Data items:
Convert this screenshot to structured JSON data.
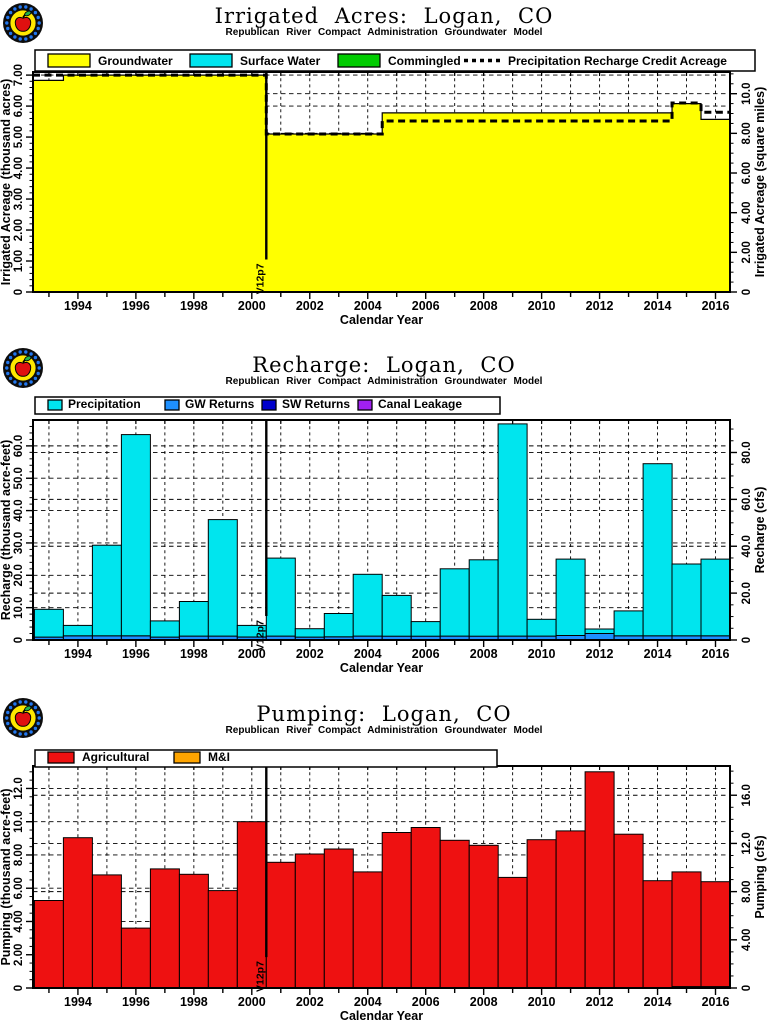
{
  "page": {
    "background": "#FFFFFF"
  },
  "chart_data": [
    {
      "type": "area-step",
      "title": "Irrigated Acres: Logan, CO",
      "subtitle": "Republican River Compact Administration Groundwater Model",
      "xlabel": "Calendar Year",
      "ylabel_left": "Irrigated Acreage (thousand acres)",
      "ylabel_right": "Irrigated Acreage (square miles)",
      "x_domain": [
        1992.45,
        2016.5
      ],
      "x_tick_labels": [
        1994,
        1996,
        1998,
        2000,
        2002,
        2004,
        2006,
        2008,
        2010,
        2012,
        2014,
        2016
      ],
      "ylim_left": [
        0,
        7.1
      ],
      "yticks_left": [
        0,
        1,
        2,
        3,
        4,
        5,
        6,
        7
      ],
      "ytick_labels_left": [
        "0",
        "1.00",
        "2.00",
        "3.00",
        "4.00",
        "5.00",
        "6.00",
        "7.00"
      ],
      "right_per_left": 1.5625,
      "yticks_right": [
        0,
        2,
        4,
        6,
        8,
        10
      ],
      "ytick_labels_right": [
        "0",
        "2.00",
        "4.00",
        "6.00",
        "8.00",
        "10.0"
      ],
      "years": [
        1993,
        1994,
        1995,
        1996,
        1997,
        1998,
        1999,
        2000,
        2001,
        2002,
        2003,
        2004,
        2005,
        2006,
        2007,
        2008,
        2009,
        2010,
        2011,
        2012,
        2013,
        2014,
        2015,
        2016
      ],
      "series": [
        {
          "name": "Groundwater",
          "color": "#FFFF00",
          "values": [
            6.83,
            7,
            7,
            7,
            7,
            7,
            7,
            7,
            5.1,
            5.1,
            5.1,
            5.1,
            5.78,
            5.78,
            5.78,
            5.78,
            5.78,
            5.78,
            5.78,
            5.78,
            5.78,
            5.78,
            6.08,
            5.57
          ]
        },
        {
          "name": "Surface Water",
          "color": "#00E5EE",
          "values": [
            0,
            0,
            0,
            0,
            0,
            0,
            0,
            0,
            0,
            0,
            0,
            0,
            0,
            0,
            0,
            0,
            0,
            0,
            0,
            0,
            0,
            0,
            0,
            0
          ]
        },
        {
          "name": "Commingled",
          "color": "#00CC00",
          "values": [
            0,
            0,
            0,
            0,
            0,
            0,
            0,
            0,
            0,
            0,
            0,
            0,
            0,
            0,
            0,
            0,
            0,
            0,
            0,
            0,
            0,
            0,
            0,
            0
          ]
        }
      ],
      "dashed_line": {
        "name": "Precipitation Recharge Credit Acreage",
        "values": [
          7,
          7,
          7,
          7,
          7,
          7,
          7,
          7,
          5.1,
          5.1,
          5.1,
          5.1,
          5.52,
          5.52,
          5.52,
          5.52,
          5.52,
          5.52,
          5.52,
          5.52,
          5.52,
          5.52,
          6.1,
          5.8
        ]
      },
      "marker": {
        "label": "V12p7",
        "x": 2000.5,
        "y_end": 1.05
      }
    },
    {
      "type": "bar-stacked",
      "title": "Recharge: Logan, CO",
      "subtitle": "Republican River Compact Administration Groundwater Model",
      "xlabel": "Calendar Year",
      "ylabel_left": "Recharge (thousand acre-feet)",
      "ylabel_right": "Recharge (cfs)",
      "x_domain": [
        1992.45,
        2016.5
      ],
      "x_tick_labels": [
        1994,
        1996,
        1998,
        2000,
        2002,
        2004,
        2006,
        2008,
        2010,
        2012,
        2014,
        2016
      ],
      "ylim_left": [
        0,
        68
      ],
      "yticks_left": [
        0,
        10,
        20,
        30,
        40,
        50,
        60
      ],
      "ytick_labels_left": [
        "0",
        "10.0",
        "20.0",
        "30.0",
        "40.0",
        "50.0",
        "60.0"
      ],
      "right_per_left": 1.3803,
      "yticks_right": [
        0,
        20,
        40,
        60,
        80
      ],
      "ytick_labels_right": [
        "0",
        "20.0",
        "40.0",
        "60.0",
        "80.0"
      ],
      "years": [
        1993,
        1994,
        1995,
        1996,
        1997,
        1998,
        1999,
        2000,
        2001,
        2002,
        2003,
        2004,
        2005,
        2006,
        2007,
        2008,
        2009,
        2010,
        2011,
        2012,
        2013,
        2014,
        2015,
        2016
      ],
      "stack_order": [
        1,
        2,
        3,
        0
      ],
      "series": [
        {
          "name": "Precipitation",
          "color": "#00E5EE",
          "values": [
            8.6,
            3.2,
            28.0,
            62.2,
            5.0,
            10.7,
            36.0,
            3.6,
            24.1,
            2.6,
            7.2,
            19.1,
            12.6,
            4.5,
            20.8,
            23.6,
            65.6,
            5.2,
            23.6,
            1.4,
            7.7,
            53.2,
            22.2,
            23.7
          ]
        },
        {
          "name": "GW Returns",
          "color": "#1E90FF",
          "values": [
            0.9,
            1.3,
            1.3,
            1.3,
            0.9,
            1.2,
            1.2,
            0.9,
            1.2,
            0.9,
            1.0,
            1.2,
            1.2,
            1.2,
            1.2,
            1.2,
            1.2,
            1.2,
            1.4,
            2.0,
            1.3,
            1.3,
            1.3,
            1.3
          ]
        },
        {
          "name": "SW Returns",
          "color": "#0000CC",
          "values": [
            0,
            0,
            0,
            0,
            0,
            0,
            0,
            0,
            0,
            0,
            0,
            0,
            0,
            0,
            0,
            0,
            0,
            0,
            0,
            0,
            0,
            0,
            0,
            0
          ]
        },
        {
          "name": "Canal Leakage",
          "color": "#A020F0",
          "values": [
            0,
            0,
            0,
            0,
            0,
            0,
            0,
            0,
            0,
            0,
            0,
            0,
            0,
            0,
            0,
            0,
            0,
            0,
            0,
            0,
            0,
            0,
            0,
            0
          ]
        }
      ],
      "marker": {
        "label": "V12p7",
        "x": 2000.5,
        "y_end": 7.4
      }
    },
    {
      "type": "bar-stacked",
      "title": "Pumping: Logan, CO",
      "subtitle": "Republican River Compact Administration Groundwater Model",
      "xlabel": "Calendar Year",
      "ylabel_left": "Pumping (thousand acre-feet)",
      "ylabel_right": "Pumping (cfs)",
      "x_domain": [
        1992.45,
        2016.5
      ],
      "x_tick_labels": [
        1994,
        1996,
        1998,
        2000,
        2002,
        2004,
        2006,
        2008,
        2010,
        2012,
        2014,
        2016
      ],
      "ylim_left": [
        0,
        13.35
      ],
      "yticks_left": [
        0,
        2,
        4,
        6,
        8,
        10,
        12
      ],
      "ytick_labels_left": [
        "0",
        "2.00",
        "4.00",
        "6.00",
        "8.00",
        "10.0",
        "12.0"
      ],
      "right_per_left": 1.3803,
      "yticks_right": [
        0,
        4,
        8,
        12,
        16
      ],
      "ytick_labels_right": [
        "0",
        "4.00",
        "8.00",
        "12.0",
        "16.0"
      ],
      "years": [
        1993,
        1994,
        1995,
        1996,
        1997,
        1998,
        1999,
        2000,
        2001,
        2002,
        2003,
        2004,
        2005,
        2006,
        2007,
        2008,
        2009,
        2010,
        2011,
        2012,
        2013,
        2014,
        2015,
        2016
      ],
      "stack_order": [
        1,
        0
      ],
      "series": [
        {
          "name": "Agricultural",
          "color": "#EE1111",
          "values": [
            5.26,
            9.04,
            6.8,
            3.6,
            7.16,
            6.84,
            5.86,
            10.0,
            7.56,
            8.06,
            8.36,
            6.98,
            9.35,
            9.65,
            8.88,
            8.58,
            6.65,
            8.92,
            9.45,
            13.0,
            9.25,
            6.45,
            6.9,
            6.31
          ]
        },
        {
          "name": "M&I",
          "color": "#FFA500",
          "values": [
            0,
            0,
            0,
            0,
            0,
            0,
            0,
            0,
            0,
            0,
            0,
            0,
            0,
            0,
            0,
            0,
            0,
            0,
            0,
            0,
            0,
            0,
            0.08,
            0.08
          ]
        }
      ],
      "marker": {
        "label": "V12p7",
        "x": 2000.5,
        "y_end": 1.86
      }
    }
  ]
}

• What to do
Search the preceding listing for the word "Precipitation" and pull out every line that holds it.

• Task answer
        "name": "Precipitation Recharge Credit Acreage",
          "name": "Precipitation",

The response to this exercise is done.